BRIEF
Print the records below word for word, but leave out the pictures.

INPUT
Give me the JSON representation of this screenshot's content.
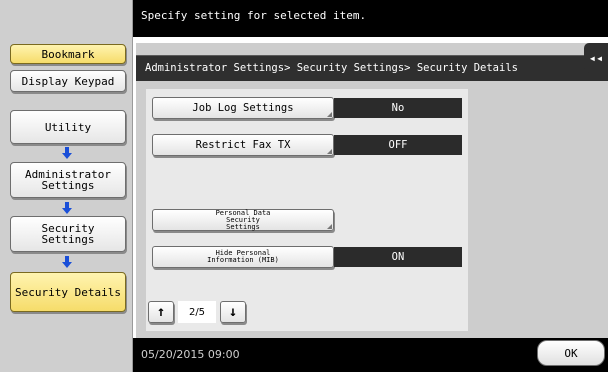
{
  "sidebar": {
    "bookmark_label": "Bookmark",
    "display_keypad_label": "Display Keypad",
    "utility_label": "Utility",
    "admin_settings_line1": "Administrator",
    "admin_settings_line2": "Settings",
    "security_settings_line1": "Security",
    "security_settings_line2": "Settings",
    "security_details_label": "Security Details",
    "arrow_icon": "arrow-down-icon"
  },
  "topbar": {
    "message": "Specify setting for selected item."
  },
  "panel": {
    "breadcrumb": "Administrator Settings> Security Settings> Security Details",
    "back_icon": "double-chevron-left-icon"
  },
  "settings": [
    {
      "label": "Job Log Settings",
      "value": "No"
    },
    {
      "label": "Restrict Fax TX",
      "value": "OFF"
    },
    {
      "label_line1": "Personal Data",
      "label_line2": "Security",
      "label_line3": "Settings"
    },
    {
      "label_line1": "Hide Personal",
      "label_line2": "Information (MIB)",
      "value": "ON"
    }
  ],
  "pager": {
    "page_text": "2/5"
  },
  "footer": {
    "datetime": "05/20/2015  09:00",
    "ok_label": "OK"
  },
  "colors": {
    "accent_active": "#f6dc6a",
    "arrow_blue": "#1a4fd8",
    "dark_bar": "#000000"
  }
}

WRITTEN REPLY
Give me the JSON representation of this screenshot's content.
{
  "sidebar": {
    "bookmark_label": "Bookmark",
    "display_keypad_label": "Display Keypad",
    "utility_label": "Utility",
    "admin_settings_line1": "Administrator",
    "admin_settings_line2": "Settings",
    "security_settings_line1": "Security",
    "security_settings_line2": "Settings",
    "security_details_label": "Security Details",
    "arrow_icon": "arrow-down-icon"
  },
  "topbar": {
    "message": "Specify setting for selected item."
  },
  "panel": {
    "breadcrumb": "Administrator Settings> Security Settings> Security Details",
    "back_icon": "double-chevron-left-icon"
  },
  "settings": [
    {
      "label": "Job Log Settings",
      "value": "No"
    },
    {
      "label": "Restrict Fax TX",
      "value": "OFF"
    },
    {
      "label_line1": "Personal Data",
      "label_line2": "Security",
      "label_line3": "Settings"
    },
    {
      "label_line1": "Hide Personal",
      "label_line2": "Information (MIB)",
      "value": "ON"
    }
  ],
  "pager": {
    "page_text": "2/5"
  },
  "footer": {
    "datetime": "05/20/2015  09:00",
    "ok_label": "OK"
  },
  "colors": {
    "accent_active": "#f6dc6a",
    "arrow_blue": "#1a4fd8",
    "dark_bar": "#000000"
  }
}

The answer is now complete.